* Start Excerpted records *

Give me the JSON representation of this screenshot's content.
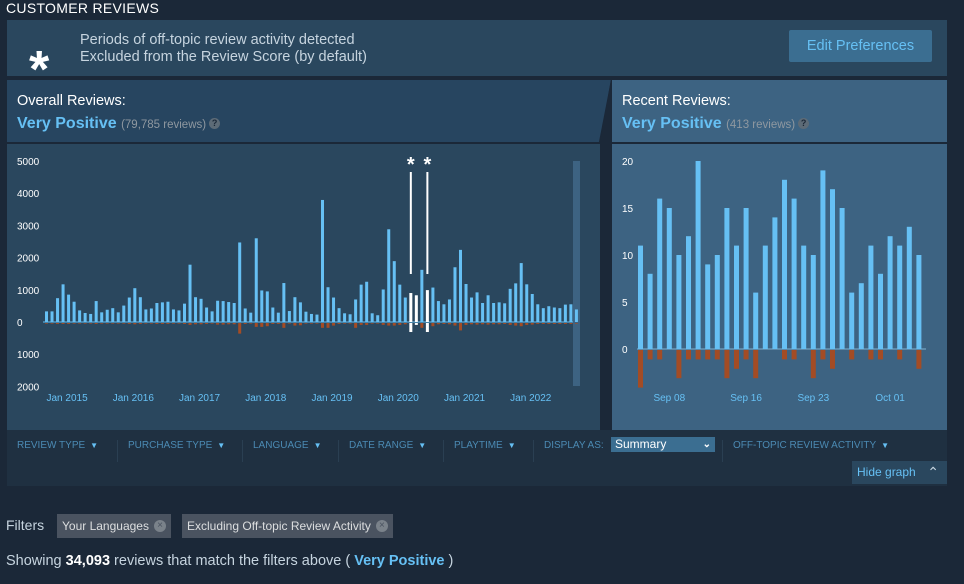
{
  "section_title": "CUSTOMER REVIEWS",
  "banner": {
    "icon": "asterisk-icon",
    "line1": "Periods of off-topic review activity detected",
    "line2": "Excluded from the Review Score (by default)",
    "button": "Edit Preferences"
  },
  "overall": {
    "label": "Overall Reviews:",
    "rating": "Very Positive",
    "count": "(79,785 reviews)",
    "help": "?"
  },
  "recent": {
    "label": "Recent Reviews:",
    "rating": "Very Positive",
    "count": "(413 reviews)",
    "help": "?"
  },
  "colors": {
    "positive": "#66c0f4",
    "negative": "#a34c25",
    "offtopic": "#ffffff",
    "accent": "#66c0f4"
  },
  "chart_data": [
    {
      "type": "bar",
      "title": "",
      "y_tick_labels": [
        "5000",
        "4000",
        "3000",
        "2000",
        "1000",
        "0",
        "1000",
        "2000"
      ],
      "ylim": [
        -2000,
        5000
      ],
      "x_tick_labels": [
        "Jan 2015",
        "Jan 2016",
        "Jan 2017",
        "Jan 2018",
        "Jan 2019",
        "Jan 2020",
        "Jan 2021",
        "Jan 2022"
      ],
      "first_month": "Sep 2014",
      "last_month": "Sep 2022",
      "series": [
        {
          "values": [
            330,
            330,
            740,
            1170,
            850,
            630,
            360,
            280,
            250,
            650,
            300,
            380,
            430,
            300,
            510,
            760,
            1050,
            770,
            390,
            420,
            590,
            610,
            630,
            390,
            360,
            570,
            1780,
            770,
            720,
            450,
            330,
            660,
            650,
            620,
            590,
            2470,
            420,
            290,
            2600,
            980,
            950,
            450,
            290,
            1210,
            340,
            770,
            610,
            320,
            250,
            230,
            3790,
            1080,
            760,
            430,
            270,
            240,
            700,
            1160,
            1250,
            270,
            210,
            1010,
            2880,
            1890,
            1160,
            760,
            900,
            830,
            1620,
            990,
            1070,
            650,
            550,
            700,
            1700,
            2240,
            1180,
            760,
            920,
            590,
            830,
            590,
            610,
            580,
            1030,
            1200,
            1830,
            1170,
            870,
            550,
            430,
            490,
            450,
            430,
            540,
            550,
            390
          ]
        },
        {
          "values": [
            -20,
            -20,
            -30,
            -30,
            -30,
            -20,
            -20,
            -20,
            -20,
            -30,
            -20,
            -20,
            -20,
            -20,
            -20,
            -30,
            -40,
            -30,
            -20,
            -20,
            -30,
            -30,
            -30,
            -20,
            -20,
            -30,
            -60,
            -40,
            -40,
            -30,
            -20,
            -50,
            -50,
            -40,
            -40,
            -330,
            -30,
            -20,
            -120,
            -120,
            -100,
            -30,
            -30,
            -150,
            -20,
            -80,
            -70,
            -20,
            -20,
            -20,
            -150,
            -150,
            -80,
            -30,
            -20,
            -20,
            -150,
            -60,
            -60,
            -20,
            -20,
            -60,
            -80,
            -80,
            -60,
            -40,
            -280,
            -60,
            -150,
            -280,
            -100,
            -40,
            -30,
            -40,
            -80,
            -230,
            -60,
            -40,
            -50,
            -40,
            -50,
            -40,
            -40,
            -30,
            -60,
            -80,
            -100,
            -60,
            -50,
            -30,
            -30,
            -30,
            -30,
            -30,
            -30,
            -30,
            -20
          ]
        }
      ],
      "offtopic_months_index": [
        66,
        67,
        69
      ],
      "offtopic_markers": [
        "*",
        "*"
      ]
    },
    {
      "type": "bar",
      "title": "",
      "y_tick_labels": [
        "20",
        "15",
        "10",
        "5",
        "0"
      ],
      "ylim": [
        -4,
        20
      ],
      "x_tick_labels": [
        "Sep 08",
        "Sep 16",
        "Sep 23",
        "Oct 01"
      ],
      "first_day": "Sep 05",
      "last_day": "Oct 04",
      "series": [
        {
          "values": [
            11,
            8,
            16,
            15,
            10,
            12,
            20,
            9,
            10,
            15,
            11,
            15,
            6,
            11,
            14,
            18,
            16,
            11,
            10,
            19,
            17,
            15,
            6,
            7,
            11,
            8,
            12,
            11,
            13,
            10
          ]
        },
        {
          "values": [
            -4,
            -1,
            -1,
            0,
            -3,
            -1,
            -1,
            -1,
            -1,
            -3,
            -2,
            -1,
            -3,
            0,
            0,
            -1,
            -1,
            0,
            -3,
            -1,
            -2,
            0,
            -1,
            0,
            -1,
            -1,
            0,
            -1,
            0,
            -2
          ]
        }
      ]
    }
  ],
  "filters_bar": {
    "items": [
      "REVIEW TYPE",
      "PURCHASE TYPE",
      "LANGUAGE",
      "DATE RANGE",
      "PLAYTIME",
      "DISPLAY AS:",
      "OFF-TOPIC REVIEW ACTIVITY"
    ],
    "display_as": "Summary",
    "hide_graph": "Hide graph"
  },
  "filters": {
    "label": "Filters",
    "tags": [
      "Your Languages",
      "Excluding Off-topic Review Activity"
    ]
  },
  "summary": {
    "prefix": "Showing",
    "count": "34,093",
    "middle": "reviews that match the filters above (",
    "rating": "Very Positive",
    "suffix": ")"
  }
}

* End Excerpted records *

◆ What is asked
In your copy of the listing above, reproduce each line exactly and omit all pictures.

◆ Full response
Give me the JSON representation of this screenshot's content.
{
  "section_title": "CUSTOMER REVIEWS",
  "banner": {
    "icon": "asterisk-icon",
    "line1": "Periods of off-topic review activity detected",
    "line2": "Excluded from the Review Score (by default)",
    "button": "Edit Preferences"
  },
  "overall": {
    "label": "Overall Reviews:",
    "rating": "Very Positive",
    "count": "(79,785 reviews)",
    "help": "?"
  },
  "recent": {
    "label": "Recent Reviews:",
    "rating": "Very Positive",
    "count": "(413 reviews)",
    "help": "?"
  },
  "colors": {
    "positive": "#66c0f4",
    "negative": "#a34c25",
    "offtopic": "#ffffff",
    "accent": "#66c0f4"
  },
  "chart_data": [
    {
      "type": "bar",
      "title": "",
      "y_tick_labels": [
        "5000",
        "4000",
        "3000",
        "2000",
        "1000",
        "0",
        "1000",
        "2000"
      ],
      "ylim": [
        -2000,
        5000
      ],
      "x_tick_labels": [
        "Jan 2015",
        "Jan 2016",
        "Jan 2017",
        "Jan 2018",
        "Jan 2019",
        "Jan 2020",
        "Jan 2021",
        "Jan 2022"
      ],
      "first_month": "Sep 2014",
      "last_month": "Sep 2022",
      "series": [
        {
          "values": [
            330,
            330,
            740,
            1170,
            850,
            630,
            360,
            280,
            250,
            650,
            300,
            380,
            430,
            300,
            510,
            760,
            1050,
            770,
            390,
            420,
            590,
            610,
            630,
            390,
            360,
            570,
            1780,
            770,
            720,
            450,
            330,
            660,
            650,
            620,
            590,
            2470,
            420,
            290,
            2600,
            980,
            950,
            450,
            290,
            1210,
            340,
            770,
            610,
            320,
            250,
            230,
            3790,
            1080,
            760,
            430,
            270,
            240,
            700,
            1160,
            1250,
            270,
            210,
            1010,
            2880,
            1890,
            1160,
            760,
            900,
            830,
            1620,
            990,
            1070,
            650,
            550,
            700,
            1700,
            2240,
            1180,
            760,
            920,
            590,
            830,
            590,
            610,
            580,
            1030,
            1200,
            1830,
            1170,
            870,
            550,
            430,
            490,
            450,
            430,
            540,
            550,
            390
          ]
        },
        {
          "values": [
            -20,
            -20,
            -30,
            -30,
            -30,
            -20,
            -20,
            -20,
            -20,
            -30,
            -20,
            -20,
            -20,
            -20,
            -20,
            -30,
            -40,
            -30,
            -20,
            -20,
            -30,
            -30,
            -30,
            -20,
            -20,
            -30,
            -60,
            -40,
            -40,
            -30,
            -20,
            -50,
            -50,
            -40,
            -40,
            -330,
            -30,
            -20,
            -120,
            -120,
            -100,
            -30,
            -30,
            -150,
            -20,
            -80,
            -70,
            -20,
            -20,
            -20,
            -150,
            -150,
            -80,
            -30,
            -20,
            -20,
            -150,
            -60,
            -60,
            -20,
            -20,
            -60,
            -80,
            -80,
            -60,
            -40,
            -280,
            -60,
            -150,
            -280,
            -100,
            -40,
            -30,
            -40,
            -80,
            -230,
            -60,
            -40,
            -50,
            -40,
            -50,
            -40,
            -40,
            -30,
            -60,
            -80,
            -100,
            -60,
            -50,
            -30,
            -30,
            -30,
            -30,
            -30,
            -30,
            -30,
            -20
          ]
        }
      ],
      "offtopic_months_index": [
        66,
        67,
        69
      ],
      "offtopic_markers": [
        "*",
        "*"
      ]
    },
    {
      "type": "bar",
      "title": "",
      "y_tick_labels": [
        "20",
        "15",
        "10",
        "5",
        "0"
      ],
      "ylim": [
        -4,
        20
      ],
      "x_tick_labels": [
        "Sep 08",
        "Sep 16",
        "Sep 23",
        "Oct 01"
      ],
      "first_day": "Sep 05",
      "last_day": "Oct 04",
      "series": [
        {
          "values": [
            11,
            8,
            16,
            15,
            10,
            12,
            20,
            9,
            10,
            15,
            11,
            15,
            6,
            11,
            14,
            18,
            16,
            11,
            10,
            19,
            17,
            15,
            6,
            7,
            11,
            8,
            12,
            11,
            13,
            10
          ]
        },
        {
          "values": [
            -4,
            -1,
            -1,
            0,
            -3,
            -1,
            -1,
            -1,
            -1,
            -3,
            -2,
            -1,
            -3,
            0,
            0,
            -1,
            -1,
            0,
            -3,
            -1,
            -2,
            0,
            -1,
            0,
            -1,
            -1,
            0,
            -1,
            0,
            -2
          ]
        }
      ]
    }
  ],
  "filters_bar": {
    "items": [
      "REVIEW TYPE",
      "PURCHASE TYPE",
      "LANGUAGE",
      "DATE RANGE",
      "PLAYTIME",
      "DISPLAY AS:",
      "OFF-TOPIC REVIEW ACTIVITY"
    ],
    "display_as": "Summary",
    "hide_graph": "Hide graph"
  },
  "filters": {
    "label": "Filters",
    "tags": [
      "Your Languages",
      "Excluding Off-topic Review Activity"
    ]
  },
  "summary": {
    "prefix": "Showing",
    "count": "34,093",
    "middle": "reviews that match the filters above (",
    "rating": "Very Positive",
    "suffix": ")"
  }
}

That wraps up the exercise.